**Direction 1:** Swap "pixel-space" for "pixel-coordinate" in the rows, from the first row through the line containing "- x-axis-tick-label: 2023: [641, 464, 671, 479]", and leave everything else unchanged. Return only those lines.

**Page excerpt:**
• Do Not Let Anyone Enslave Your Mind.

part7of24

In Solidarity With the Forces of Good
(Part 7 of 24)
By Yonas Araya

(First Published on Asmarino.com in April 2002)

The Issue of Land
I think it was in early 1974 or late 1973 EPLF’s newsletter was passed on to me by a friend. The newsletter cover was torn, so I did not know, nor did I care to know what its name was, but it might’ve been “Fitewrari, ፊተውራሪ The newsletter described all plots, pockets of lands, and regions, known as Demaniale (state property), pockets of fertile lands belonging to Eritrean peasants, then usurped by Italian colonists and handed out to or became reserved for Italian citizens. After Italian colonialism ended in Eritrea, those pockets of land were later inherited by Haile Selassie, who, in effect, kept them to his government or allotted them to his trustees. That day, I learned the best lessons about Eritrean lands in my life from that newsletter.

But also I was even more impressed by the newsletter because the newsletter after explaining in detail the kind of plight that Eritrean peasants were undergoing under the decree of Demaniale, it categorically stated that Eritrean peasants needed to have control over their lands; moreover, it noted that the EPLF should unconditionally return the lands to their rightful owners.

**Rows from a collection:**
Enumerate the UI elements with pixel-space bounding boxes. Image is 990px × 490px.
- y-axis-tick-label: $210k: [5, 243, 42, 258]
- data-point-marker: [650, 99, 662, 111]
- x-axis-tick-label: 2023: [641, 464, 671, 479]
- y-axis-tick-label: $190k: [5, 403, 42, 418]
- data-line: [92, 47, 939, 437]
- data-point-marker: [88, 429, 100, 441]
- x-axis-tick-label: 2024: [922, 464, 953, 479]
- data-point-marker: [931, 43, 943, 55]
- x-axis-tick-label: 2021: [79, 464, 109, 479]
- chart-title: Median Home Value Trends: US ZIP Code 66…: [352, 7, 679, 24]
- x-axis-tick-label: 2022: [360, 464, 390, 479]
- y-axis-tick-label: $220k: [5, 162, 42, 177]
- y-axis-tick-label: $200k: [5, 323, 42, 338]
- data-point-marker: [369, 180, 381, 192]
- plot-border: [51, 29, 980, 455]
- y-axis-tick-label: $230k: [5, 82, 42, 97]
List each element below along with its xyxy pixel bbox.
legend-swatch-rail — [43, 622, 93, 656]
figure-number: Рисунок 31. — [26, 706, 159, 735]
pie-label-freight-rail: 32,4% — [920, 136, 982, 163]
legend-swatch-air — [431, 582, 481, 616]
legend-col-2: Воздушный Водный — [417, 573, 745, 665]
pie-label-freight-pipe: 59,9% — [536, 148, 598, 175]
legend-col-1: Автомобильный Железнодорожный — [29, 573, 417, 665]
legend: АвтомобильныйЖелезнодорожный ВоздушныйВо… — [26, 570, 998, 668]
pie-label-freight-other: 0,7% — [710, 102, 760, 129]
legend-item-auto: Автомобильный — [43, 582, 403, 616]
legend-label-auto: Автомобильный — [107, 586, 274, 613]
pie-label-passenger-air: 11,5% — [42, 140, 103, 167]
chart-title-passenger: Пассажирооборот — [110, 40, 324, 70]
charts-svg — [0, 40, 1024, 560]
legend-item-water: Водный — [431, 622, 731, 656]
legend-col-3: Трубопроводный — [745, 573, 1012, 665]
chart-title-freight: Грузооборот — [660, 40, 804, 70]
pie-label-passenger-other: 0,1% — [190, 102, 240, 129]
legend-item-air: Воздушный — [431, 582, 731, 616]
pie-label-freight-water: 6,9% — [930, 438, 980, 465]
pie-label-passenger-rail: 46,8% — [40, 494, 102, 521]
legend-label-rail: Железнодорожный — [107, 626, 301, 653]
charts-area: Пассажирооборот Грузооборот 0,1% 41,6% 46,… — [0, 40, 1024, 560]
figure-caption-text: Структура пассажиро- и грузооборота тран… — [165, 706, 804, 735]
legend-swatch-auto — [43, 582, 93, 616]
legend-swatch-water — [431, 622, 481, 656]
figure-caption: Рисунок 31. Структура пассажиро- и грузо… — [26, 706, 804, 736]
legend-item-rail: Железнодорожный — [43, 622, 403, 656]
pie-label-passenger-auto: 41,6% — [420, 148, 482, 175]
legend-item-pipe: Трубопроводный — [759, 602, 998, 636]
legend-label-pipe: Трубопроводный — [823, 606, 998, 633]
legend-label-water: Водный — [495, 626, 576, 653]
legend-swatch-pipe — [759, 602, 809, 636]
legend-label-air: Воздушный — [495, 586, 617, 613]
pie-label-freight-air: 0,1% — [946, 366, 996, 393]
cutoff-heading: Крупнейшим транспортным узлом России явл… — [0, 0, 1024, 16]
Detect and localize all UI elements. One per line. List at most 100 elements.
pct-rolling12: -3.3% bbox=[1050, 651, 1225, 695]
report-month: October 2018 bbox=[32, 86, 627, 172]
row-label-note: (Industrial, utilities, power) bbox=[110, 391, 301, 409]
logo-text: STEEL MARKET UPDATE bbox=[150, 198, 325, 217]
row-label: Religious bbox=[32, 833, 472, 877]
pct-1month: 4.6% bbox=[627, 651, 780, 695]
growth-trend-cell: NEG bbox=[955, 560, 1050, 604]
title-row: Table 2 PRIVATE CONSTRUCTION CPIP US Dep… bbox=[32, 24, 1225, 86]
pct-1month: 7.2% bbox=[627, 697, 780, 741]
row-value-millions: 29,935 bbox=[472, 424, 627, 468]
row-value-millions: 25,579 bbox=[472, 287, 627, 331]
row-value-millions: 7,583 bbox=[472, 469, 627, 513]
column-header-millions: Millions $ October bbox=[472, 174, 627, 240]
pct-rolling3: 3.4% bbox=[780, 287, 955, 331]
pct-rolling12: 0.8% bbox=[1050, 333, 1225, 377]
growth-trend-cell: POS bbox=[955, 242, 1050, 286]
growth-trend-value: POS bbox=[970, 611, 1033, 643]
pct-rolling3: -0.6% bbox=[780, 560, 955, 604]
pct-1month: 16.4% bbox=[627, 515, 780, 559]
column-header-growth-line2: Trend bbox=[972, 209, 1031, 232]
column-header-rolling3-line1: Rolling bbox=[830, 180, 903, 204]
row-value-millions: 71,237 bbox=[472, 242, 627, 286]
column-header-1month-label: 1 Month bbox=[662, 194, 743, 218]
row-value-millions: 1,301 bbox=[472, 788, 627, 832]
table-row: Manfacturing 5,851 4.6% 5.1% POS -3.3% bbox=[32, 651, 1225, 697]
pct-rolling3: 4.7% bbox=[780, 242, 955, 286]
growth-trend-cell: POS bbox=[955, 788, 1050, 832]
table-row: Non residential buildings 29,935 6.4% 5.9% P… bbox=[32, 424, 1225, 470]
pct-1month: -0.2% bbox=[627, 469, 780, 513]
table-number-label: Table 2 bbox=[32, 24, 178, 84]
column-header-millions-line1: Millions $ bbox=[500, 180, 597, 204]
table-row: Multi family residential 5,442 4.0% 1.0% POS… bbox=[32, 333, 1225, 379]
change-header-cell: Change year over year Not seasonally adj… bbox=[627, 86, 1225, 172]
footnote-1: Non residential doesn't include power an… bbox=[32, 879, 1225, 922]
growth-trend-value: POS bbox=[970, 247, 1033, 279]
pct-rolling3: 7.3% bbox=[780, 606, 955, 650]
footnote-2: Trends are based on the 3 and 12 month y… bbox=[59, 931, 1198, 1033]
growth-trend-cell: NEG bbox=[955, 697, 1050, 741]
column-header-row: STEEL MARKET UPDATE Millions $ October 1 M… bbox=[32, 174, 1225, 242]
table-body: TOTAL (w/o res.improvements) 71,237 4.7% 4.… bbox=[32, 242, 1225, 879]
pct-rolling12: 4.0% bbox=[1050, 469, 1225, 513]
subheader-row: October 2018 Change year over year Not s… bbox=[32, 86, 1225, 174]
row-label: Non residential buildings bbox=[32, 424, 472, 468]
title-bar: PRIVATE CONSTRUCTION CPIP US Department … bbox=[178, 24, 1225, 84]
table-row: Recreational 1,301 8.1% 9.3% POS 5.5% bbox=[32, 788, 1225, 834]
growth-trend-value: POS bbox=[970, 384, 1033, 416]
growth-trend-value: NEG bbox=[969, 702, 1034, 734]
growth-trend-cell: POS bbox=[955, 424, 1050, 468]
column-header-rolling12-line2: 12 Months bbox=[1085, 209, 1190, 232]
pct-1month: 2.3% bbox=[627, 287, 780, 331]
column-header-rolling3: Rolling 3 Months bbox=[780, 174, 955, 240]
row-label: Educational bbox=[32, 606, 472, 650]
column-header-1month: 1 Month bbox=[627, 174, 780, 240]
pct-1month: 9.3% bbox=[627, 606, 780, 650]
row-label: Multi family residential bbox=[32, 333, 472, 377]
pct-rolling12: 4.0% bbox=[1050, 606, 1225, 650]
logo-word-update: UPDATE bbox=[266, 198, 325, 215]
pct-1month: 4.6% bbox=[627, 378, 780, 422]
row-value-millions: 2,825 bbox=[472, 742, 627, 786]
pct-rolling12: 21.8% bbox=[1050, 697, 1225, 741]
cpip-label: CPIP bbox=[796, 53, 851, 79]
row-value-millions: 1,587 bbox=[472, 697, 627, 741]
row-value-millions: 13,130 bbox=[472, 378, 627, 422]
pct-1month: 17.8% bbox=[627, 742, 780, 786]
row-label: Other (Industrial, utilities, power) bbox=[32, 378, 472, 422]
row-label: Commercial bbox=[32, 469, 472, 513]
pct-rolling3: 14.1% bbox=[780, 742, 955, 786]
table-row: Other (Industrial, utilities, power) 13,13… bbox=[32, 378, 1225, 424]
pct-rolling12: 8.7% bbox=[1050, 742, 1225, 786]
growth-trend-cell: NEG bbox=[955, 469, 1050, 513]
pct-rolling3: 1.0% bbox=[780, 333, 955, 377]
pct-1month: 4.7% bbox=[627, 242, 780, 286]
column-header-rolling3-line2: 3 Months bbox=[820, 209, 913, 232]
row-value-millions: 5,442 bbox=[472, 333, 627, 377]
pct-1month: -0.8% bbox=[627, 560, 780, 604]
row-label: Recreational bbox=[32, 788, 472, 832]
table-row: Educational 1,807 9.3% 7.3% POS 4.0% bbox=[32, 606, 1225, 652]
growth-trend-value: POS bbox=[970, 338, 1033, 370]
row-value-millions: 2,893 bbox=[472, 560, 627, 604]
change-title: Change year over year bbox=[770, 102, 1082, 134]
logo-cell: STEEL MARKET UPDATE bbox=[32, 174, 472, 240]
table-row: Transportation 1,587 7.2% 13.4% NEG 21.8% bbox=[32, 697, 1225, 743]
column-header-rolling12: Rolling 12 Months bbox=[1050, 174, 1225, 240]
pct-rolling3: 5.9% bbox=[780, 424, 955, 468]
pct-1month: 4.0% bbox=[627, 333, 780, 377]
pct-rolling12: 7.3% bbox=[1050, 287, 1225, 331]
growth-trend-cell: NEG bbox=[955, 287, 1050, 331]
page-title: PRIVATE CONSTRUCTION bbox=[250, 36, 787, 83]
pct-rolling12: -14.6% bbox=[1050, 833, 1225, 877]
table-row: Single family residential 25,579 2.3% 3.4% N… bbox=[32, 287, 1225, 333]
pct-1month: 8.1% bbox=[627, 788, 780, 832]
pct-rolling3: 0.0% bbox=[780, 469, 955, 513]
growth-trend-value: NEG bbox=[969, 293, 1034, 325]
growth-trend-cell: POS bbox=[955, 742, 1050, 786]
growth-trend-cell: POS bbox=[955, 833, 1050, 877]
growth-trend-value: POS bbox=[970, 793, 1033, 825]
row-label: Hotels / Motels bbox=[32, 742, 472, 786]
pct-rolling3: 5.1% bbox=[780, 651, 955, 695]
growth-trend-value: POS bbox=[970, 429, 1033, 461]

**Direction 2:** According to the essay excerpt, when was the piece first published on Asmarino.com?

**Finished answer 1:**
Enumerate the UI elements with pixel-coordinate bounding boxes. Image is 990px × 490px.
- y-axis-tick-label: $210k: [5, 243, 42, 258]
- data-point-marker: [650, 99, 662, 111]
- x-axis-tick-label: 2023: [641, 464, 671, 479]

**Finished answer 2:** In April 2002.